____ TEXT PROVIDED

Contributing a New Model Architecture to llama.cpp
Prerequisites
- ›Articles 1-5
- ›Familiarity with at least one transformer architecture's forward pass
- ›Basic Python knowledge for the converter step
Contributing a New Model Architecture to llama.cpp
Over the course of this series, we've built a thorough understanding of llama.cpp's internals: the two-library stack, the graph context toolkit, GGML's backend system, the decode pipeline, and the application layer. Now it's time to put that knowledge to work. This article is a practical guide to adding a new model architecture to llama.cpp, covering every file you need to modify and in what order.
Adding a model architecture requires touching five to six files in a specific sequence. We'll use the existing LLaMA model as the reference implementation throughout, since it's the canonical example that most architectures follow.
The End-to-End Model Addition Path
Here's the complete path, from first touch to merged PR:
flowchart TD
S1["Step 1: Architecture Registration\nllama-arch.h + llama-arch.cpp"] --> S2["Step 2: Python Converter\nconvert_hf_to_gguf.py"]
S2 --> S3["Step 3: Tensor Loading\nllama-model.cpp\n(load_hparams + load_tensors)"]
S3 --> S4["Step 4: Graph Builder\nsrc/models/mymodel.cpp"]
S4 --> S5["Step 5: Registration\nllama-model.cpp\n(build_graph + create_memory)"]
S5 --> S6["Step 6: Build & Test\nCMakeLists.txt + validation"]
| Step | Files Modified | Purpose |
|---|---|---|
| 1 | src/llama-arch.h, src/llama-arch.cpp |
Register architecture identifier and tensor names |
| 2 | convert_hf_to_gguf.py |
Write Python converter from HuggingFace format |
| 3 | src/llama-model.cpp |
Add hyperparameter and tensor loading |
| 4 | src/models/{name}.cpp (new file) |
Implement the graph builder |
| 5 | src/llama-model.cpp |
Add dispatch entries for build_graph() and create_memory() |
| 6 | src/CMakeLists.txt |
Add new source file to build |
Step 1: Architecture Registration
Start by adding your architecture to the llm_arch enum in src/llama-arch.h:
enum llm_arch {
// ... existing entries ...

________
____ SUPPLIED MATERIAL

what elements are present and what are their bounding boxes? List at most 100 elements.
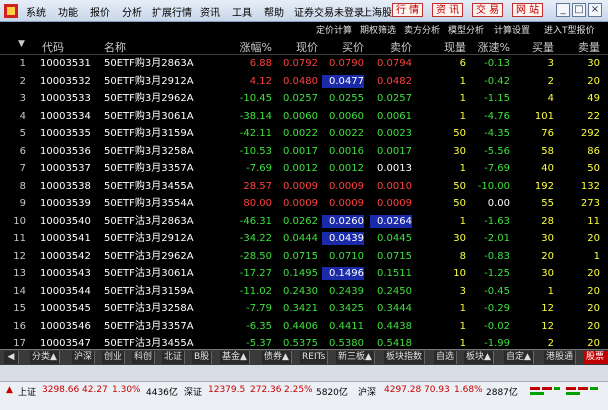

________

Can you pick up the llama.cpp architecture guide right after its last line and write the next part?

LLM_ARCH_MY_MODEL,
LLM_ARCH_UNKNOWN, // keep this last
};
Then add the string mapping in src/llama-arch.cpp:
static const std::map<llm_arch, const char *> LLM_ARCH_NAMES = {
// ... existing entries ...
{ LLM_ARCH_MY_MODEL, "my-model" },
};
The string "my-model" must match the general.architecture value that your Python converter will write into the GGUF file.
You also need to register tensor name mappings in llama-arch.cpp. This is a large map (LLM_TENSOR_NAMES) that tells the loader how to find tensors by GGUF name. For example:
{ LLM_ARCH_MY_MODEL, {
{ LLM_TENSOR_TOKEN_EMBD, "token_embd" },
{ LLM_TENSOR_OUTPUT_NORM, "output_norm" },
{ LLM_TENSOR_OUTPUT, "output" },
{ LLM_TENSOR_ATTN_NORM, "blk.%d.attn_norm" },
{ LLM_TENSOR_ATTN_Q, "blk.%d.attn_q" },
// ... all weight tensors
}},
Tip: Study the tensor names used by the LLaMA architecture entry as a template. Most transformer models use the same set of tensors—the main variation is in naming and which optional tensors (biases, gate projections, MoE weights) are present.
Step 2: Python Converter
The converter convert_hf_to_gguf.py uses a class hierarchy where each model architecture has its own converter class. Add a new class:
@ModelBase.register("MyModelForCausalLM")
class MyModelModel(TextModel):
model_arch = gguf.MODEL_ARCH.MY_MODEL
def set_gguf_parameters(self):
super().set_gguf_parameters()
# Write architecture-specific hyperparameters
self.gguf_writer.add_block_count(self.hparams["num_hidden_layers"])
self.gguf_writer.add_embedding_length(self.hparams["hidden_size"])
self.gguf_writer.add_head_count(self.hparams["num_attention_heads"])
# ... etc
def modify_tensors(self, data_torch, name, bid):
# Map HuggingFace tensor names to GGUF names
# Return list of (new_name, tensor) pairs
return [(self.map_tensor_name(name), data_torch)]
The @ModelBase.register("MyModelForCausalLM") decorator registers the converter based on the architectures field in the HuggingFace config.json. The model_arch attribute must match the enum value you'll add to gguf-py/gguf/constants.py.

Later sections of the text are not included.